## INSTRUCTIONS FOR THE TASK
Look through the lines below and state how many hold the word "фортепиано". Write only the number.

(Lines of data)
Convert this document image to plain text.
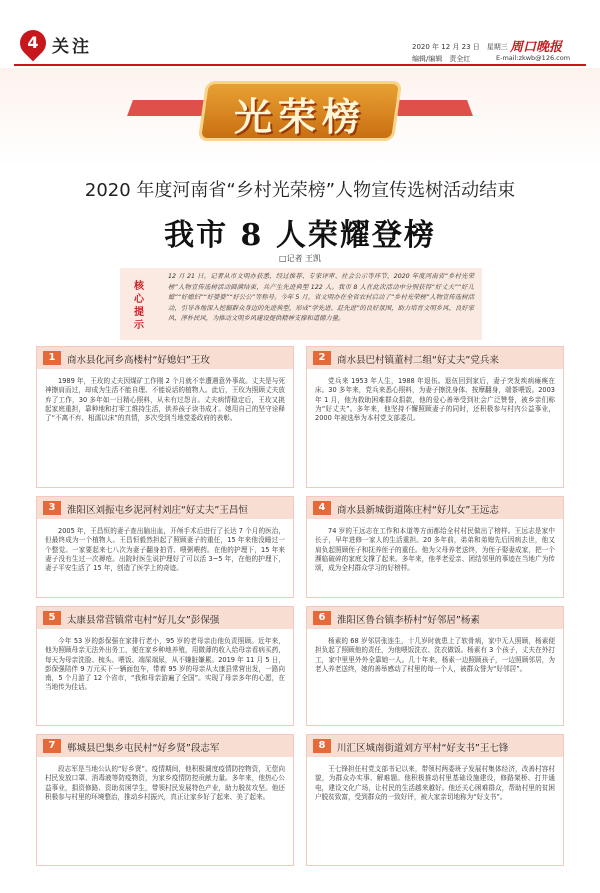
4 关注	2020 年 12 月 23 日　星期三
编辑/编辑　责全红
周口晚报
E-mail:zkwb@126.com
光荣榜
2020 年度河南省“乡村光荣榜”人物宣传选树活动结束
我市 8 人荣耀登榜
□记者 王凯
核心提示
12 月 21 日，记者从市文明办获悉，经过推荐、专家评审、社会公示等环节，2020 年度河南省“乡村光荣榜”人物宣传选树活动圆满结束，共产生先进典型 122 人。我市 8 人在此次活动中分别获得“好丈夫”“好儿媳”“好媳妇”“好婆婆”“好公公”等称号。今年 5 月，省文明办在全省农村启动了“乡村光荣榜”人物宣传选树活动，引导各地深入挖掘群众身边的先进典型，形成“学先进、赶先进”的良好氛围，助力培育文明乡风、良好家风、淳朴民风，为推动文明乡风建设提供精神支撑和道德力量。
1	商水县化河乡高楼村“好媳妇”王玫
1989 年，王玫的丈夫因煤矿工作刚 2 个月就不幸遭遇意外事故。丈夫是与死神擦肩而过，却成为生活不能自理、不能说话的植物人。此后，王玫为照顾丈夫放弃了工作，30 多年如一日精心照料，从未有过怨言。丈夫病情稳定后，王玫又挑起家庭重担，靠种地和打零工维持生活，供养孩子读书成才。她用自己的坚守诠释了“不离不弃、相濡以沫”的真情，多次受到当地党委政府的表彰。
2	商水县巴村镇董村二组“好丈夫”党兵来
党兵来 1953 年人生，1988 年退伍。退伍回到家后，妻子突发疾病瘫痪在床。30 多年来，党兵来悉心照料，为妻子擦洗身体、按摩翻身，端茶喂饭。2003 年 1 月，他为救助困难群众捐款，他的爱心善举受到社会广泛赞誉，被乡亲们称为“好丈夫”。多年来，他坚持不懈照顾妻子的同时，还积极参与村内公益事业，2000 年被选举为本村党支部委员。
3	淮阳区刘振屯乡泥河村刘庄“好丈夫”王昌恒
2005 年，王昌恒的妻子查出脑出血，开颅手术后进行了长达 7 个月的医治，但最终成为一个植物人。王昌恒毅然担起了照顾妻子的重任，15 年来他没睡过一个整觉。一家要起来七八次为妻子翻身拍背、喂粥喂药。在他的护理下，15 年来妻子没有生过一次褥疮。出院时医生说护理好了可以活 3~5 年，在他的护理下，妻子平安生活了 15 年，创造了医学上的奇迹。
4	商水县新城街道陈庄村“好儿女”王远志
74 岁的王远志在工作和本道等方面都给全村村民做出了榜样。王远志是家中长子，早年进修一家人的生活重担。20 多年前，弟弟和弟媳先后因病去世，他又肩负起照顾侄子和抚养侄子的重任。他为父母养老送终，为侄子娶妻成家，把一个濒临破碎的家庭支撑了起来。多年来，他孝老爱亲、团结邻里的事迹在当地广为传颂，成为全村群众学习的好榜样。
5	太康县常营镇常屯村“好儿女”彭保强
今年 53 岁的彭保强在家排行老小，95 岁的老母亲由他负责照顾。近年来，他为照顾母亲无法外出务工，便在家乡种地养殖，用微薄的收入给母亲看病买药，每天为母亲洗脸、梳头、喂饭、端屎端尿，从不嫌脏嫌累。2019 年 11 月 5 日，彭保强陪伴 9 万元买下一辆面包车，带着 95 岁的母亲从太康县常营出发，一路向南，5 个月游了 12 个省市，“我和母亲游遍了全国”。实现了母亲多年的心愿，在当地传为佳话。
6	淮阳区鲁台镇李桥村“好邻居”杨素
杨素的 68 岁邻居张连生，十几岁时就患上了软骨病，家中无人照顾，杨素便担负起了照顾他的责任，为他喂饭洗衣、洗衣做饭。杨素有 3 个孩子，丈夫在外打工，家中里里外外全靠她一人。几十年来，杨素一边照顾孩子，一边照顾邻居，为老人养老送终，她的善举感动了村里的每一个人，被群众誉为“好邻居”。
7	郸城县巴集乡屯民村“好乡贤”段志军
段志军是当地公认的“好乡贤”。疫情期间，他积极调度疫情防控物资，无偿向村民发放口罩、消毒液等防疫物资，为家乡疫情防控贡献力量。多年来，他热心公益事业，捐资修路、资助贫困学生，带领村民发展特色产业，助力脱贫攻坚。他还积极参与村里的环境整治，推动乡村振兴，真正让家乡好了起来、美了起来。
8	川汇区城南街道刘方平村“好支书”王七锋
王七锋担任村党支部书记以来，带领村两委班子发展村集体经济，改善村容村貌，为群众办实事、解难题。他积极推动村里基础设施建设，修路架桥、打井通电，建设文化广场，让村民的生活越来越好。他还关心困难群众，帮助村里的贫困户脱贫致富，受到群众的一致好评，被大家亲切地称为“好支书”。
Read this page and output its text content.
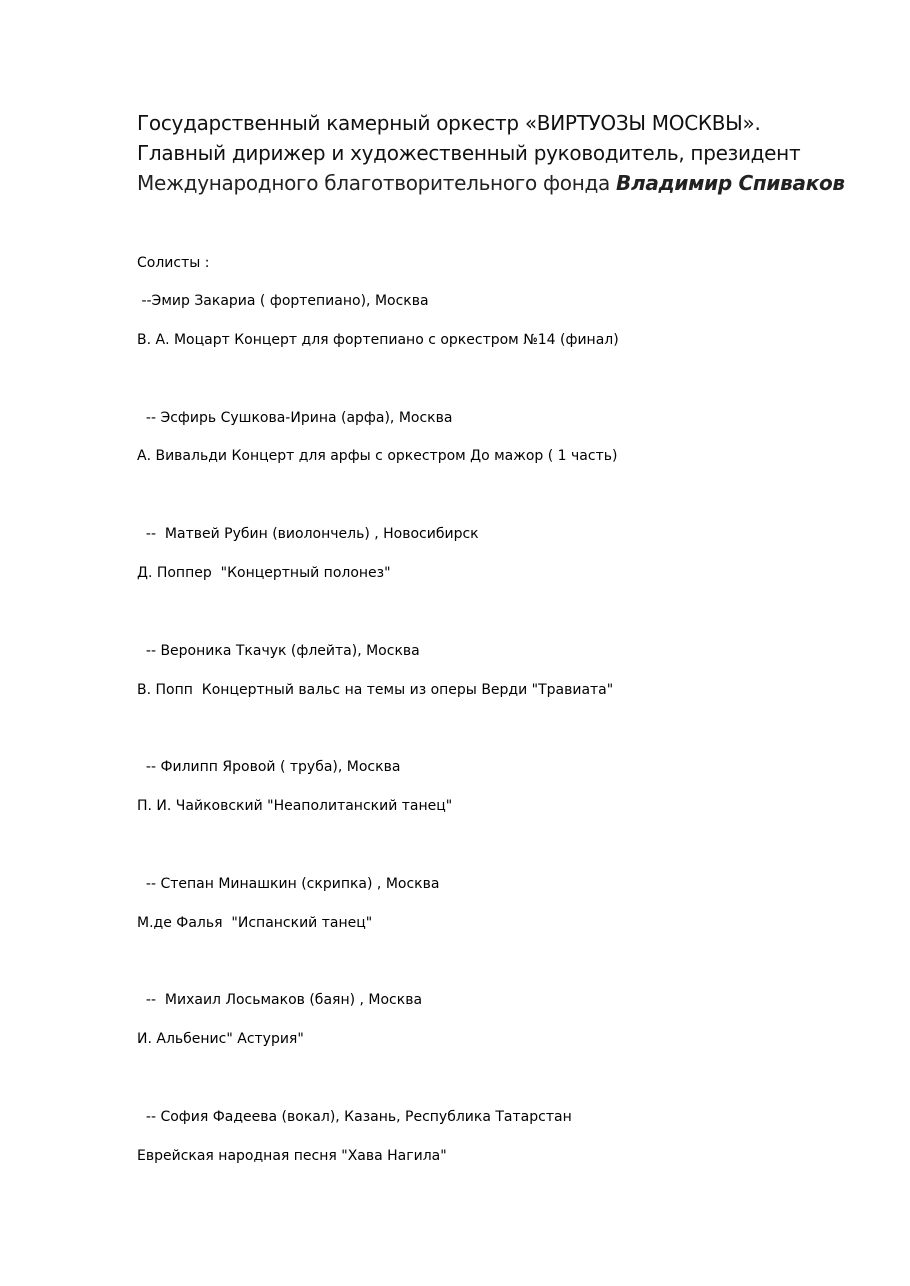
Государственный камерный оркестр «ВИРТУОЗЫ МОСКВЫ».
Главный дирижер и художественный руководитель, президент
Международного благотворительного фонда Владимир Спиваков
Солисты :
--Эмир Закариа ( фортепиано), Москва
В. А. Моцарт Концерт для фортепиано с оркестром №14 (финал)
-- Эсфирь Сушкова-Ирина (арфа), Москва
А. Вивальди Концерт для арфы с оркестром До мажор ( 1 часть)
--  Матвей Рубин (виолончель) , Новосибирск
Д. Поппер  "Концертный полонез"
-- Вероника Ткачук (флейта), Москва
В. Попп  Концертный вальс на темы из оперы Верди "Травиата"
-- Филипп Яровой ( труба), Москва
П. И. Чайковский "Неаполитанский танец"
-- Степан Минашкин (скрипка) , Москва
М.де Фалья  "Испанский танец"
--  Михаил Лосьмаков (баян) , Москва
И. Альбенис" Астурия"
-- София Фадеева (вокал), Казань, Республика Татарстан
Еврейская народная песня "Хава Нагила"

## EXERCISE SOLUTION
2